All entries should be output exactly as they stand.

══════════

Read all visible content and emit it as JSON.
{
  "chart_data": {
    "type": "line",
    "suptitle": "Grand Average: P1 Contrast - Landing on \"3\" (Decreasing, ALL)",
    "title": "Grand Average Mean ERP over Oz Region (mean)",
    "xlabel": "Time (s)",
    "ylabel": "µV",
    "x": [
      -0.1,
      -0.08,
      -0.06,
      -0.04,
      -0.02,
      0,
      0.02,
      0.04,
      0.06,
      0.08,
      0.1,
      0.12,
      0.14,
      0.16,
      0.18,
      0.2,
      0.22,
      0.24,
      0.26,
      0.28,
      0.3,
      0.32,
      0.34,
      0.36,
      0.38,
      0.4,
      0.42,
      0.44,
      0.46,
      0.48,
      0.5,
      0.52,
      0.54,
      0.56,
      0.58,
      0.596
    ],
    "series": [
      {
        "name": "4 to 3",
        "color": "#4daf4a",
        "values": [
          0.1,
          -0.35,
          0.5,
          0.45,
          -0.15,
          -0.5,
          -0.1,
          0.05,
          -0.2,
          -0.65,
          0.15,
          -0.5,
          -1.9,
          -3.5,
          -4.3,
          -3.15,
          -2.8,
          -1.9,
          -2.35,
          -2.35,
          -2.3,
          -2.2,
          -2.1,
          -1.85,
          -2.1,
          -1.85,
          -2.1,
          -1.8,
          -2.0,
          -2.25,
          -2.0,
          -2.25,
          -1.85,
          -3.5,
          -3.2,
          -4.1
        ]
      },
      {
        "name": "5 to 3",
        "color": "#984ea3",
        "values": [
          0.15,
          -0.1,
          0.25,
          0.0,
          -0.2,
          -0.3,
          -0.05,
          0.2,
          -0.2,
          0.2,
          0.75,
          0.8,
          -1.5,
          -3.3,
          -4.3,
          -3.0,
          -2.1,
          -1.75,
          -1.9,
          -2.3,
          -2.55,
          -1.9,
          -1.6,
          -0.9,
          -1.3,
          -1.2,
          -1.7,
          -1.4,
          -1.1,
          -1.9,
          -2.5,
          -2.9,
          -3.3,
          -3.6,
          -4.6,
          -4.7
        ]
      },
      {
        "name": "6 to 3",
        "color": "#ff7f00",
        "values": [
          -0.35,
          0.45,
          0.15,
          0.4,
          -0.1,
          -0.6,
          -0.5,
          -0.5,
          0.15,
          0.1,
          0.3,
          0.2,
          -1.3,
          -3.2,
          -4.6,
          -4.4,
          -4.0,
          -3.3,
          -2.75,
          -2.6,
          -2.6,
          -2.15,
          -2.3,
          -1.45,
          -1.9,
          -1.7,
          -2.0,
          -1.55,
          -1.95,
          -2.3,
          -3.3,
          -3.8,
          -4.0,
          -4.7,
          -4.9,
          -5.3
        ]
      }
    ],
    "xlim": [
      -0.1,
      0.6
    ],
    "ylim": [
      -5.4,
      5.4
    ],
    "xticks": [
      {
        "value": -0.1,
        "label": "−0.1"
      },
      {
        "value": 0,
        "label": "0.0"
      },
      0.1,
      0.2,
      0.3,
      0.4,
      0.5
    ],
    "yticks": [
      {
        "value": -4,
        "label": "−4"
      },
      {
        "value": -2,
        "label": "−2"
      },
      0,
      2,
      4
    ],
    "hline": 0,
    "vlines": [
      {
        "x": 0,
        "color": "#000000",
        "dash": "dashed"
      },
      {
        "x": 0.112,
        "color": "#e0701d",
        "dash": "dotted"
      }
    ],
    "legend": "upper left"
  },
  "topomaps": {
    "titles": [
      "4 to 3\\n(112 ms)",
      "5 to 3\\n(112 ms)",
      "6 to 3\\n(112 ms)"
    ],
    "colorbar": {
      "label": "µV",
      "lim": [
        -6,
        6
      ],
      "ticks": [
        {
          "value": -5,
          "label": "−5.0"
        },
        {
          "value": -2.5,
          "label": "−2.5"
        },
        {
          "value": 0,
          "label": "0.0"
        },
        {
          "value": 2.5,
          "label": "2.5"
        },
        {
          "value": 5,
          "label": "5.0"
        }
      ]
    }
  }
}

══════════

● Correct output
Read all visible content and emit it as JSON.
{
  "chart_data": {
    "type": "line",
    "suptitle": "Grand Average: P1 Contrast - Landing on \"3\" (Decreasing, ALL)",
    "title": "Grand Average Mean ERP over Oz Region (mean)",
    "xlabel": "Time (s)",
    "ylabel": "µV",
    "x": [
      -0.1,
      -0.08,
      -0.06,
      -0.04,
      -0.02,
      0,
      0.02,
      0.04,
      0.06,
      0.08,
      0.1,
      0.12,
      0.14,
      0.16,
      0.18,
      0.2,
      0.22,
      0.24,
      0.26,
      0.28,
      0.3,
      0.32,
      0.34,
      0.36,
      0.38,
      0.4,
      0.42,
      0.44,
      0.46,
      0.48,
      0.5,
      0.52,
      0.54,
      0.56,
      0.58,
      0.596
    ],
    "series": [
      {
        "name": "4 to 3",
        "color": "#4daf4a",
        "values": [
          0.1,
          -0.35,
          0.5,
          0.45,
          -0.15,
          -0.5,
          -0.1,
          0.05,
          -0.2,
          -0.65,
          0.15,
          -0.5,
          -1.9,
          -3.5,
          -4.3,
          -3.15,
          -2.8,
          -1.9,
          -2.35,
          -2.35,
          -2.3,
          -2.2,
          -2.1,
          -1.85,
          -2.1,
          -1.85,
          -2.1,
          -1.8,
          -2.0,
          -2.25,
          -2.0,
          -2.25,
          -1.85,
          -3.5,
          -3.2,
          -4.1
        ]
      },
      {
        "name": "5 to 3",
        "color": "#984ea3",
        "values": [
          0.15,
          -0.1,
          0.25,
          0.0,
          -0.2,
          -0.3,
          -0.05,
          0.2,
          -0.2,
          0.2,
          0.75,
          0.8,
          -1.5,
          -3.3,
          -4.3,
          -3.0,
          -2.1,
          -1.75,
          -1.9,
          -2.3,
          -2.55,
          -1.9,
          -1.6,
          -0.9,
          -1.3,
          -1.2,
          -1.7,
          -1.4,
          -1.1,
          -1.9,
          -2.5,
          -2.9,
          -3.3,
          -3.6,
          -4.6,
          -4.7
        ]
      },
      {
        "name": "6 to 3",
        "color": "#ff7f00",
        "values": [
          -0.35,
          0.45,
          0.15,
          0.4,
          -0.1,
          -0.6,
          -0.5,
          -0.5,
          0.15,
          0.1,
          0.3,
          0.2,
          -1.3,
          -3.2,
          -4.6,
          -4.4,
          -4.0,
          -3.3,
          -2.75,
          -2.6,
          -2.6,
          -2.15,
          -2.3,
          -1.45,
          -1.9,
          -1.7,
          -2.0,
          -1.55,
          -1.95,
          -2.3,
          -3.3,
          -3.8,
          -4.0,
          -4.7,
          -4.9,
          -5.3
        ]
      }
    ],
    "xlim": [
      -0.1,
      0.6
    ],
    "ylim": [
      -5.4,
      5.4
    ],
    "xticks": [
      {
        "value": -0.1,
        "label": "−0.1"
      },
      {
        "value": 0,
        "label": "0.0"
      },
      0.1,
      0.2,
      0.3,
      0.4,
      0.5
    ],
    "yticks": [
      {
        "value": -4,
        "label": "−4"
      },
      {
        "value": -2,
        "label": "−2"
      },
      0,
      2,
      4
    ],
    "hline": 0,
    "vlines": [
      {
        "x": 0,
        "color": "#000000",
        "dash": "dashed"
      },
      {
        "x": 0.112,
        "color": "#e0701d",
        "dash": "dotted"
      }
    ],
    "legend": "upper left"
  },
  "topomaps": {
    "titles": [
      "4 to 3\\n(112 ms)",
      "5 to 3\\n(112 ms)",
      "6 to 3\\n(112 ms)"
    ],
    "colorbar": {
      "label": "µV",
      "lim": [
        -6,
        6
      ],
      "ticks": [
        {
          "value": -5,
          "label": "−5.0"
        },
        {
          "value": -2.5,
          "label": "−2.5"
        },
        {
          "value": 0,
          "label": "0.0"
        },
        {
          "value": 2.5,
          "label": "2.5"
        },
        {
          "value": 5,
          "label": "5.0"
        }
      ]
    }
  }
}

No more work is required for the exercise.